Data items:
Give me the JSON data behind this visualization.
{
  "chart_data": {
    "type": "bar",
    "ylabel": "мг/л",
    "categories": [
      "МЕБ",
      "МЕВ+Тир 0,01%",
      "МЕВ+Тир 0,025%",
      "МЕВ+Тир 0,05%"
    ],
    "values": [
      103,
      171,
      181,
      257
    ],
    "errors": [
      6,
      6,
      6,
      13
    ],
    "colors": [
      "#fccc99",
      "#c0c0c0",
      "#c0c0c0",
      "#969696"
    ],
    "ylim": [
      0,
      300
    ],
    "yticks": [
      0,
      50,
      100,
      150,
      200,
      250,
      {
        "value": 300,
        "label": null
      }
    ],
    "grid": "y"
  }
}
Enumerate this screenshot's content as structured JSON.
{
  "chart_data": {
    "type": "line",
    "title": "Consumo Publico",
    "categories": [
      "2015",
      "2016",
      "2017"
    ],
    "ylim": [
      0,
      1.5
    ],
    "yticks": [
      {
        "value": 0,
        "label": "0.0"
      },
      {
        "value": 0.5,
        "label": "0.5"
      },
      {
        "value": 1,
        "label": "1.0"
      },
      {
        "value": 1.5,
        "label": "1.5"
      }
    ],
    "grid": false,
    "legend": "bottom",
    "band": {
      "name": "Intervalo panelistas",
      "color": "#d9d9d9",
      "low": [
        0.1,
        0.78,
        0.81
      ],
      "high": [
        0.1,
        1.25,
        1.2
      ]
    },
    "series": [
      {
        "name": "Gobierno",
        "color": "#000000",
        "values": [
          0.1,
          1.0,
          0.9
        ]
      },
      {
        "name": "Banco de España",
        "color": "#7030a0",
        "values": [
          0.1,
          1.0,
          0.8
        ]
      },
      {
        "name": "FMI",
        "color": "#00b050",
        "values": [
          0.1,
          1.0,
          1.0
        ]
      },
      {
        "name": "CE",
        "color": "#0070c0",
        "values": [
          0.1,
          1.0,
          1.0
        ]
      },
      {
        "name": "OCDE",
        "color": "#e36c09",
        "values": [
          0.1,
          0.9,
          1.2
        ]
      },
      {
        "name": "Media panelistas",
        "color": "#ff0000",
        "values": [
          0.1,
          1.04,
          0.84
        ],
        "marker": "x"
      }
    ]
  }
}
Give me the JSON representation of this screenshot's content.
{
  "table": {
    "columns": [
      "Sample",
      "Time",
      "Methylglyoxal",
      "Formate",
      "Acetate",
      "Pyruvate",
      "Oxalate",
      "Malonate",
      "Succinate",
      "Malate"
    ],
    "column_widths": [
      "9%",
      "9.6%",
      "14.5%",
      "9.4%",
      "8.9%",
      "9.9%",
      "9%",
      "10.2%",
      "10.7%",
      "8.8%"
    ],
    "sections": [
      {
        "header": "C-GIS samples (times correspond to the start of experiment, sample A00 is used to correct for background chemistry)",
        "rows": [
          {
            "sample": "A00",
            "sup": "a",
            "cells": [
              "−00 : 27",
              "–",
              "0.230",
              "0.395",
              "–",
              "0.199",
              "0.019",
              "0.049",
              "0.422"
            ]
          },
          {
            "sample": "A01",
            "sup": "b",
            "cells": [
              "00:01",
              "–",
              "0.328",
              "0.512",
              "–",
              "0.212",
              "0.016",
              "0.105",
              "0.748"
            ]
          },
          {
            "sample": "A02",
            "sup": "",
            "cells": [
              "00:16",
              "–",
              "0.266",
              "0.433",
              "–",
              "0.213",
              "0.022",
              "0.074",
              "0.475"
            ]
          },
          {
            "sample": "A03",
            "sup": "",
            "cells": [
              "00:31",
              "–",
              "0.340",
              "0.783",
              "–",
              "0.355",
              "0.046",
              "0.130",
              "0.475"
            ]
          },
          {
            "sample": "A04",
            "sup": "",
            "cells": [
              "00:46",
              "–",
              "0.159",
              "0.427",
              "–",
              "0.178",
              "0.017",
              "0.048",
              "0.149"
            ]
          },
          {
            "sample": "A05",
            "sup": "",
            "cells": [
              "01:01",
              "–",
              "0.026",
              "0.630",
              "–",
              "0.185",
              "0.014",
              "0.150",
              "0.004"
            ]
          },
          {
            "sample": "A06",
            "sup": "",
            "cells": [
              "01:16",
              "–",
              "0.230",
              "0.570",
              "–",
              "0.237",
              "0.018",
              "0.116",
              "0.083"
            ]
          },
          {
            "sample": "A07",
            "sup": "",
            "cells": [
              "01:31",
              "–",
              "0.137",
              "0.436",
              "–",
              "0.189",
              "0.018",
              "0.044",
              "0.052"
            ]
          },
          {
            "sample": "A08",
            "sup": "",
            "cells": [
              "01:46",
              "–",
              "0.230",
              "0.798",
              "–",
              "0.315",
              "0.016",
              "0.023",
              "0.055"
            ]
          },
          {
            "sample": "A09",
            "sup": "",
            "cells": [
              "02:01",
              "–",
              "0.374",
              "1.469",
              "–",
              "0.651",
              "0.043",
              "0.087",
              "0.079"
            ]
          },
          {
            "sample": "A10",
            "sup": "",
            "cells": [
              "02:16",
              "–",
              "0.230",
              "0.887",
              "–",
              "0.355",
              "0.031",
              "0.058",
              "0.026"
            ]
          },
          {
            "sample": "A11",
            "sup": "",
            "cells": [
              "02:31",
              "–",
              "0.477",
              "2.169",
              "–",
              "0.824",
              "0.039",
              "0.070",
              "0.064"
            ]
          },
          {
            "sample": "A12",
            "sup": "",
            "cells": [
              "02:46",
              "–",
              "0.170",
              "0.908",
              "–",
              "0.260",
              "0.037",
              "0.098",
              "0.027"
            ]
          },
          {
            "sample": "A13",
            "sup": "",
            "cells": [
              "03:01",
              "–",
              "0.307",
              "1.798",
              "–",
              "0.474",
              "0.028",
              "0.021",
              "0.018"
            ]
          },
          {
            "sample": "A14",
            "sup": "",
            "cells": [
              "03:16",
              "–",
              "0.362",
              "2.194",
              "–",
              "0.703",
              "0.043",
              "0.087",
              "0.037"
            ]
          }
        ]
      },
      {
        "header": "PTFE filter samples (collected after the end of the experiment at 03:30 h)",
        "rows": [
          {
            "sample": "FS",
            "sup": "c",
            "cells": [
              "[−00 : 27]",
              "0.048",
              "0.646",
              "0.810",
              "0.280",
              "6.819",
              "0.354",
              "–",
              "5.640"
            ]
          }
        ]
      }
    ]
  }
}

## Exercise objective
Only lines with the string "screenshot" belong in your answer; copy each one.

## Exercise solution
Enumerate this screenshot's content as structured JSON.
Give me the JSON representation of this screenshot's content.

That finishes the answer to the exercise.